Given text:
Six proteins are considered to be strictly telomere specific. As suggested by de Lange (2005), they meet the following criteria; they are specific for telomere DNA, present throughout the cell cycle and have functions restricted to the telomere. They have important roles in protection, elongation and regulation of the telomere. These proteins form a complex named shelterin: TRF1, TRF2, hRap, TIN2, POT1 and TPP (TINT/PTOP/PIP) (Zhong et al. 1992; Bilaud et al. 1997; Broccoli et al. 1997; Bianchi & de Lange 1999; Kim et al. 1999; Li et al. 2000; Loayza & de Lange 2003; Houghtaling et al. 2004; Liu et al. 2004a,b; Ye & de Lange 2004a; de Lange 2005). Some of these proteins have been characterized as specific telomere sequence‐binding proteins, while others were detected in complex with them by gel filtration and mass spectrometry. The whole telomere superstructure seems to be dynamic, switching between an ‘open’ conformation that allows telomerase to dock onto the telomere and a ‘closed’ conformation that protects telomeres from telomerase, nucleases or polymerases (Rubelj & Vondracek 1999; Karlseder et al. 2002; Colgin & Reddel 2004; Ferenac et al. 2005; Hockemeyer et al. 2005; Lei et al. 2005). Each protein has a specific role in the complex; such as inducing t‐loop formation, protecting the telomere from nucleases, checkpoint functions or regulating telomere elongation in telomerase‐positive cells (Fig. 1).

Problems and tasks:
• 1. In the passage on telomere proteins, what name is given to the complex formed by the six telomere-specific proteins?
• 2. Extend the passage on telomere proteins, starting right after its last sentence.
The data that comes next has no connection to the passage on telomere proteins.

Data records:
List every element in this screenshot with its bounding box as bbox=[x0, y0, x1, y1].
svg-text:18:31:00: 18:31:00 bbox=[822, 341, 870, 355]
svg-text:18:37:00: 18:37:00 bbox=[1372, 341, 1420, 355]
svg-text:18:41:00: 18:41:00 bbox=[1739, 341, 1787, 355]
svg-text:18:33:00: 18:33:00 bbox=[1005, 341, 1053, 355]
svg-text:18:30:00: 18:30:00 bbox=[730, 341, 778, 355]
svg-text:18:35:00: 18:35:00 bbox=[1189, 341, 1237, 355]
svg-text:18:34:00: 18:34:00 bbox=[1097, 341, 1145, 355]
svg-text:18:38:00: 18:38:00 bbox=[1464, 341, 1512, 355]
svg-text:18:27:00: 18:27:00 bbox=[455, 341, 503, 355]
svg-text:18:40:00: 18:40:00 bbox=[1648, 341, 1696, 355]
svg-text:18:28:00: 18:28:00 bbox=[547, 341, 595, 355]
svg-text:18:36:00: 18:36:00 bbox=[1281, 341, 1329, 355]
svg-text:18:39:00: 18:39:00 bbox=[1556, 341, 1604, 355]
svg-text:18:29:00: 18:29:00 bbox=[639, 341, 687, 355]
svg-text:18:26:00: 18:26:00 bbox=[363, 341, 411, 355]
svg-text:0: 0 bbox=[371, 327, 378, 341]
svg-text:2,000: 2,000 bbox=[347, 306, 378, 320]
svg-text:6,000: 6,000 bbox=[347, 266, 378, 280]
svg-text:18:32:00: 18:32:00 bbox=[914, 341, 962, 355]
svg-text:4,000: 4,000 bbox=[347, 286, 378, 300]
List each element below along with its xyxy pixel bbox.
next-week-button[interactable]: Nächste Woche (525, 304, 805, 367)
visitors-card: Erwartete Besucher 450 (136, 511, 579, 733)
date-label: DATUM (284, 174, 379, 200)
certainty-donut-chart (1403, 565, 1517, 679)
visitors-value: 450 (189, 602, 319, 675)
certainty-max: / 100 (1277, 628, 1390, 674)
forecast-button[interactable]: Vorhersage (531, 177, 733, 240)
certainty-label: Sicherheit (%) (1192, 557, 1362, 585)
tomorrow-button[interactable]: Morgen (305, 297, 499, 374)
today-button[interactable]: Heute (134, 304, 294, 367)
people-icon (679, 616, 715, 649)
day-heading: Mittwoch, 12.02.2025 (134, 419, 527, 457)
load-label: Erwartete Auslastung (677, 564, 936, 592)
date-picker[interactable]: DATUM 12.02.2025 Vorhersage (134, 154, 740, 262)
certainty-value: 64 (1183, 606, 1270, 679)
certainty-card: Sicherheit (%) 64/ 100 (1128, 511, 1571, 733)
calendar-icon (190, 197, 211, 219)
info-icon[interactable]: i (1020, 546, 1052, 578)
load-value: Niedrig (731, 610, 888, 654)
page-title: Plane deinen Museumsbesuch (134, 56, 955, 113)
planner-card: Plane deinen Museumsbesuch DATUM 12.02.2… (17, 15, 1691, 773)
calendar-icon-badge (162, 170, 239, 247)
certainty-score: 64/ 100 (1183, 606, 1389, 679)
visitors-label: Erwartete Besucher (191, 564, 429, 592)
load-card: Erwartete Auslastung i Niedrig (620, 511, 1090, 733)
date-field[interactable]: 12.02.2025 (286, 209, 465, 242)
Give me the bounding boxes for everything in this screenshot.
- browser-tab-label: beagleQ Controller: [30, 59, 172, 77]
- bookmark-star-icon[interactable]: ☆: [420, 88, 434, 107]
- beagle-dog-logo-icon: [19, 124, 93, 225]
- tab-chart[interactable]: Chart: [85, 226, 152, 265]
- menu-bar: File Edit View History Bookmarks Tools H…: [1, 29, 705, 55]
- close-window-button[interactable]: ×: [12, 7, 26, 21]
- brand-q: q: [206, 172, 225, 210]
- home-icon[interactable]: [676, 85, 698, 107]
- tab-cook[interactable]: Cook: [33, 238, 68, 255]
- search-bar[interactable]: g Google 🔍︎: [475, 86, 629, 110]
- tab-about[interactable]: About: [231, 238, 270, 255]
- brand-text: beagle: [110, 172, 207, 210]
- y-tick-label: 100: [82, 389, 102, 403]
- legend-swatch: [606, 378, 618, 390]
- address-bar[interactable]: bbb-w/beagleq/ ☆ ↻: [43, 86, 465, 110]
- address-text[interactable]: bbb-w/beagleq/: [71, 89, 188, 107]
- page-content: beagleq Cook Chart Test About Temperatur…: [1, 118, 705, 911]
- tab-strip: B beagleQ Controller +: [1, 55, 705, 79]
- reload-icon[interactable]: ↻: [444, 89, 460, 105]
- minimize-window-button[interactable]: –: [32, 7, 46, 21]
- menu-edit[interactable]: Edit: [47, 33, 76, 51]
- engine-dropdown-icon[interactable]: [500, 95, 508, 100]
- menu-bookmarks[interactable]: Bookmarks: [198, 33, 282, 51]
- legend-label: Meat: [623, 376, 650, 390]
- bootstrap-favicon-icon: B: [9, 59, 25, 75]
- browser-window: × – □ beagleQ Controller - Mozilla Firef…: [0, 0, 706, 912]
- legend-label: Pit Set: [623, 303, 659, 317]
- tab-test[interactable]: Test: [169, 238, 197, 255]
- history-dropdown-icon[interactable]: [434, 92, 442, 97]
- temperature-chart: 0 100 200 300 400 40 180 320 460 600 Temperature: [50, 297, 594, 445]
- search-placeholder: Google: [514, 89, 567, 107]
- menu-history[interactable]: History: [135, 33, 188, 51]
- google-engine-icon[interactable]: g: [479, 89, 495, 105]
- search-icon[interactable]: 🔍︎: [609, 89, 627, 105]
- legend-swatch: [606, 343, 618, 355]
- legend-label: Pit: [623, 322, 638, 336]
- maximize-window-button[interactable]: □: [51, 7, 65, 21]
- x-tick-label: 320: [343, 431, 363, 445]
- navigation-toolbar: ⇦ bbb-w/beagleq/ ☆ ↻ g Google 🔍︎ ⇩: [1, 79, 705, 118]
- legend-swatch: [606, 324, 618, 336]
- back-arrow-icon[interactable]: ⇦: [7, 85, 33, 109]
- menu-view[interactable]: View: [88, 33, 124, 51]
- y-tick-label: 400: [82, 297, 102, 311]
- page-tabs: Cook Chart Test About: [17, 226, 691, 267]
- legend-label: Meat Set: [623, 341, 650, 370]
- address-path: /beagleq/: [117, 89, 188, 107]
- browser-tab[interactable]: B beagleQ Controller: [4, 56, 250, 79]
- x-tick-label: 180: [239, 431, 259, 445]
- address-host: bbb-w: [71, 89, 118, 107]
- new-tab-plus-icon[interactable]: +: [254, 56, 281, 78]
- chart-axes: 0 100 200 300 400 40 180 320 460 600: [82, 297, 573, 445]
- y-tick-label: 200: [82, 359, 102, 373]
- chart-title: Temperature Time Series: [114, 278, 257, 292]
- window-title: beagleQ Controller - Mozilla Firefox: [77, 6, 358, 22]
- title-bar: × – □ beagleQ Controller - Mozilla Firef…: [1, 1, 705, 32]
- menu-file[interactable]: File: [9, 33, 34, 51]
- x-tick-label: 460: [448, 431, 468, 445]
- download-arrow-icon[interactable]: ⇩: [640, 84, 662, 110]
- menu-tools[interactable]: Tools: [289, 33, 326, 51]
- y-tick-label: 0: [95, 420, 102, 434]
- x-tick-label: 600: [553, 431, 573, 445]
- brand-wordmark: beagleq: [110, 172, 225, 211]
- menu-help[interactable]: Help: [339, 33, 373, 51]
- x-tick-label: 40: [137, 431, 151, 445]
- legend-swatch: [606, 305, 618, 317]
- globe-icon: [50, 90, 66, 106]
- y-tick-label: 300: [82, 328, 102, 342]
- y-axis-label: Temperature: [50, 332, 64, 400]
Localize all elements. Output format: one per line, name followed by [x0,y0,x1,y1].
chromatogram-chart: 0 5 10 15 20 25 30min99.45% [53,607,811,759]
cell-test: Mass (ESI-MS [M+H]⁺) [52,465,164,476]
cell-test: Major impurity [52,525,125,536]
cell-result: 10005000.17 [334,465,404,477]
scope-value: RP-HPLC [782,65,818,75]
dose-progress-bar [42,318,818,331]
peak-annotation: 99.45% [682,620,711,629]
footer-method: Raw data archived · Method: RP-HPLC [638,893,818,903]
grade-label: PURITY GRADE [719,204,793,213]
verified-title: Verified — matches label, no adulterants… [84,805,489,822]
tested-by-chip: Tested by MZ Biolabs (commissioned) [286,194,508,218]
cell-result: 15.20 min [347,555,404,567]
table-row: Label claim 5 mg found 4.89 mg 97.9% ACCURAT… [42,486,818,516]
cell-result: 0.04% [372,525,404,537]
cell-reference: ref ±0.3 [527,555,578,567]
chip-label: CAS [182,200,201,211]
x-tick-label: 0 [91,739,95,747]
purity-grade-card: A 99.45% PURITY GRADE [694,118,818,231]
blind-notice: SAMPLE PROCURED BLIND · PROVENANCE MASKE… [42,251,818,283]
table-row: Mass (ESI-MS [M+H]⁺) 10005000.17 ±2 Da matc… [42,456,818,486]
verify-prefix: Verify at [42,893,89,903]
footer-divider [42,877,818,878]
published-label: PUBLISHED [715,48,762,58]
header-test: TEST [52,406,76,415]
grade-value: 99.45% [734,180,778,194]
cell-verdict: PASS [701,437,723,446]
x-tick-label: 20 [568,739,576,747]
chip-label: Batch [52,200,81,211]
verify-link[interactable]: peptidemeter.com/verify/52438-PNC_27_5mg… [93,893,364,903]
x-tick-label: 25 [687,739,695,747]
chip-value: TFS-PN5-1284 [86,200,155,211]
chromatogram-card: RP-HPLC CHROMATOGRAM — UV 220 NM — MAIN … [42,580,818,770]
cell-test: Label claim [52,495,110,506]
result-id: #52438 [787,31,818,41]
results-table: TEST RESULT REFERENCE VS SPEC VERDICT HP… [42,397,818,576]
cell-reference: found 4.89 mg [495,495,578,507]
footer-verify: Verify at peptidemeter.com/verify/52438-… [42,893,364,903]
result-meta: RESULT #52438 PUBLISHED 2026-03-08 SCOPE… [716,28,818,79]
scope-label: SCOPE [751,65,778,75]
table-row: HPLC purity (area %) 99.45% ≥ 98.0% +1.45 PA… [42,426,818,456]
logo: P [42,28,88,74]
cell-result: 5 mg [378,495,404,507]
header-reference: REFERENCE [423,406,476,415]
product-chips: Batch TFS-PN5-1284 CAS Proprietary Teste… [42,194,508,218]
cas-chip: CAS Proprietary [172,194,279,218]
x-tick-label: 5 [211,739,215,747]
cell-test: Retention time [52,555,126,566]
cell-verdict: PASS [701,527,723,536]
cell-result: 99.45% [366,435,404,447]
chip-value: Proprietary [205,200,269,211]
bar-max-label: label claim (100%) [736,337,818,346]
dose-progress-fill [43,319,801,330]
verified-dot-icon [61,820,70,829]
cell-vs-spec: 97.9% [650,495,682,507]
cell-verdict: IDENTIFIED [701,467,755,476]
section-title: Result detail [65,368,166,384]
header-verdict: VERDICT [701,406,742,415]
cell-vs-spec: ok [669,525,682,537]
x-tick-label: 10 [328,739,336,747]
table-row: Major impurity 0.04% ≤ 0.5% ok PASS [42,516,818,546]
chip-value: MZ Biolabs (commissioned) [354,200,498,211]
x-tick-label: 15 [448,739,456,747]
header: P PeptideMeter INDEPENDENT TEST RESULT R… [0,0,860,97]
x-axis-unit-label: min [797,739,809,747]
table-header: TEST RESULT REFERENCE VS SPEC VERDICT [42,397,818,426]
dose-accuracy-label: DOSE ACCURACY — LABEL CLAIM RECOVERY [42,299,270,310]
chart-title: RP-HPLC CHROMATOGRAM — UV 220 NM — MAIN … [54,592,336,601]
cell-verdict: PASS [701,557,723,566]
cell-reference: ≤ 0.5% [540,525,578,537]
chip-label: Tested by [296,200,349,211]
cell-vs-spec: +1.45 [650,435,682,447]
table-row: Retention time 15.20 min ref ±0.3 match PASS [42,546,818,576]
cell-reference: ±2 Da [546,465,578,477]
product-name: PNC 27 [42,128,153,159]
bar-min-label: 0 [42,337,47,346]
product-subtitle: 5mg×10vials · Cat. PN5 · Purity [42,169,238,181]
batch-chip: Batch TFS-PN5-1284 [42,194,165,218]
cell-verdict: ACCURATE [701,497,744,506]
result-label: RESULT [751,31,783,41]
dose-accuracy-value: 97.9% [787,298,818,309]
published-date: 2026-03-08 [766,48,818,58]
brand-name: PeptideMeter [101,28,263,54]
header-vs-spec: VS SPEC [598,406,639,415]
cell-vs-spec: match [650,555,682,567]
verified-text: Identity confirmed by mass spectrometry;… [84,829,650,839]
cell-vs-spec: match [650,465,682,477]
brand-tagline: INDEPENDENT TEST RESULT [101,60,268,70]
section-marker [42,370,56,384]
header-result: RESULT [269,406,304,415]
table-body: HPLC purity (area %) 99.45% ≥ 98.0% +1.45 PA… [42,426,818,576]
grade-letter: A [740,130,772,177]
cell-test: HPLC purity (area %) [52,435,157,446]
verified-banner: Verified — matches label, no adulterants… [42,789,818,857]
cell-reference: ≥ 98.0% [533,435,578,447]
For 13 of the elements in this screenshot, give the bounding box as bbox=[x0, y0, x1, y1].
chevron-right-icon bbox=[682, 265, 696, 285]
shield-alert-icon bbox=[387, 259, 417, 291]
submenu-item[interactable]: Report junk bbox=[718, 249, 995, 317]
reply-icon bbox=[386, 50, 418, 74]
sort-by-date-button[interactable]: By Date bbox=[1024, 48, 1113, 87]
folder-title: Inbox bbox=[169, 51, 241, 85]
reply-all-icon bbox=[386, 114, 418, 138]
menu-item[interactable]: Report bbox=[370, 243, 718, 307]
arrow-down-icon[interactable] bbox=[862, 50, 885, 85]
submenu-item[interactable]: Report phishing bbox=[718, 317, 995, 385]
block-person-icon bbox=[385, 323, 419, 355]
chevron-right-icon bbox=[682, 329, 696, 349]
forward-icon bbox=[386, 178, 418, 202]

Responses to the tasks:
• 1. Shelterin.

• 2.
TRF1 (telomere repeat binding factor 1) was one of the first proteins identified at telomere sites (Zhong et al. 1992). It is expressed continuously throughout the cell cycle, and it binds exclusively to telomeric TTAGGG repeats. TRF1 homodimers can bind, not only neighbouring telomeric sequences, but can also bridge two different DNA molecules or distant regions of the same telomere (Griffith et al. 1998; Bianchi & de Lange 1999). TRF1 seems to be the main telomere‐binding protein. It binds to telomere DNA as a dimer and probably makes higher‐order structures by synaptic pairing with dimers of parallel telomere strands (Bianchi et al. 1997; Griffith et al. 1998). In addition, a tankyrase‐binding motif has being discovered (lacking in mouse TRF1) that is possibly responsible for the regulation of telomere elongation by telomerase (Sbodio & Chi 2002); the amount of TRF1 on telomeres corresponds to the telomere length (Smogorzewska et al. 2000). Functional experiments defined this protein as the main regulator of telomere elongation by telomerase. A dominant negative mutant of TRF1 causes telomere elongation in telomerase‐positive cells, while TRF1 overexpression causes gradual shortening of telomeres until a new length setting is achieved. Thus, TRF1 is considered to be a negative regulator of telomere length. In telomerase‐negative cells, changes in TRF1 levels do not change the rate of telomere shortening, indicating a role for TRF1 in control of telomere elongation by telomerase (Karlseder et al. 2002; Karlseder et al. 2003).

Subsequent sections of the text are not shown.